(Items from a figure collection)
▼
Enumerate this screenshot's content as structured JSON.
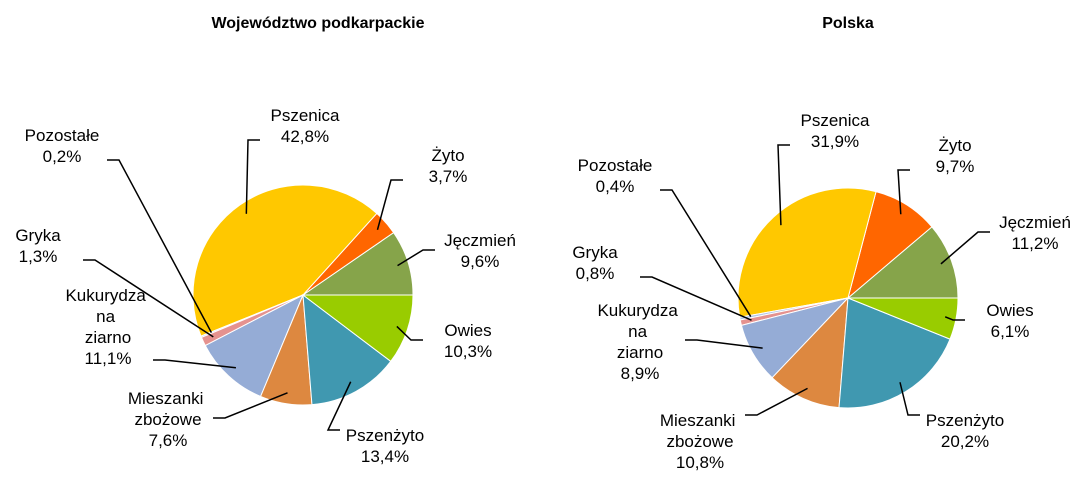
{
  "chart_data": [
    {
      "type": "pie",
      "title": "Województwo podkarpackie",
      "categories": [
        "Jęczmień",
        "Żyto",
        "Pszenica",
        "Pozostałe",
        "Gryka",
        "Kukurydza na ziarno",
        "Mieszanki zbożowe",
        "Pszenżyto",
        "Owies"
      ],
      "values": [
        9.6,
        3.7,
        42.8,
        0.2,
        1.3,
        11.1,
        7.6,
        13.4,
        10.3
      ],
      "value_labels": [
        "9,6%",
        "3,7%",
        "42,8%",
        "0,2%",
        "1,3%",
        "11,1%",
        "7,6%",
        "13,4%",
        "10,3%"
      ],
      "colors": [
        "#86a44a",
        "#ff6600",
        "#ffc800",
        "#b4c6e7",
        "#e5928f",
        "#95acd6",
        "#dd8840",
        "#4098b0",
        "#99cc00"
      ]
    },
    {
      "type": "pie",
      "title": "Polska",
      "categories": [
        "Jęczmień",
        "Żyto",
        "Pszenica",
        "Pozostałe",
        "Gryka",
        "Kukurydza na ziarno",
        "Mieszanki zbożowe",
        "Pszenżyto",
        "Owies"
      ],
      "values": [
        11.2,
        9.7,
        31.9,
        0.4,
        0.8,
        8.9,
        10.8,
        20.2,
        6.1
      ],
      "value_labels": [
        "11,2%",
        "9,7%",
        "31,9%",
        "0,4%",
        "0,8%",
        "8,9%",
        "10,8%",
        "20,2%",
        "6,1%"
      ],
      "colors": [
        "#86a44a",
        "#ff6600",
        "#ffc800",
        "#b4c6e7",
        "#e5928f",
        "#95acd6",
        "#dd8840",
        "#4098b0",
        "#99cc00"
      ]
    }
  ]
}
▲
The records above are to be quoted exactly, with all pictures left out.

# Solution below:
Enumerate this screenshot's content as structured JSON.
{
  "chart_data": [
    {
      "type": "pie",
      "title": "Województwo podkarpackie",
      "categories": [
        "Jęczmień",
        "Żyto",
        "Pszenica",
        "Pozostałe",
        "Gryka",
        "Kukurydza na ziarno",
        "Mieszanki zbożowe",
        "Pszenżyto",
        "Owies"
      ],
      "values": [
        9.6,
        3.7,
        42.8,
        0.2,
        1.3,
        11.1,
        7.6,
        13.4,
        10.3
      ],
      "value_labels": [
        "9,6%",
        "3,7%",
        "42,8%",
        "0,2%",
        "1,3%",
        "11,1%",
        "7,6%",
        "13,4%",
        "10,3%"
      ],
      "colors": [
        "#86a44a",
        "#ff6600",
        "#ffc800",
        "#b4c6e7",
        "#e5928f",
        "#95acd6",
        "#dd8840",
        "#4098b0",
        "#99cc00"
      ]
    },
    {
      "type": "pie",
      "title": "Polska",
      "categories": [
        "Jęczmień",
        "Żyto",
        "Pszenica",
        "Pozostałe",
        "Gryka",
        "Kukurydza na ziarno",
        "Mieszanki zbożowe",
        "Pszenżyto",
        "Owies"
      ],
      "values": [
        11.2,
        9.7,
        31.9,
        0.4,
        0.8,
        8.9,
        10.8,
        20.2,
        6.1
      ],
      "value_labels": [
        "11,2%",
        "9,7%",
        "31,9%",
        "0,4%",
        "0,8%",
        "8,9%",
        "10,8%",
        "20,2%",
        "6,1%"
      ],
      "colors": [
        "#86a44a",
        "#ff6600",
        "#ffc800",
        "#b4c6e7",
        "#e5928f",
        "#95acd6",
        "#dd8840",
        "#4098b0",
        "#99cc00"
      ]
    }
  ]
}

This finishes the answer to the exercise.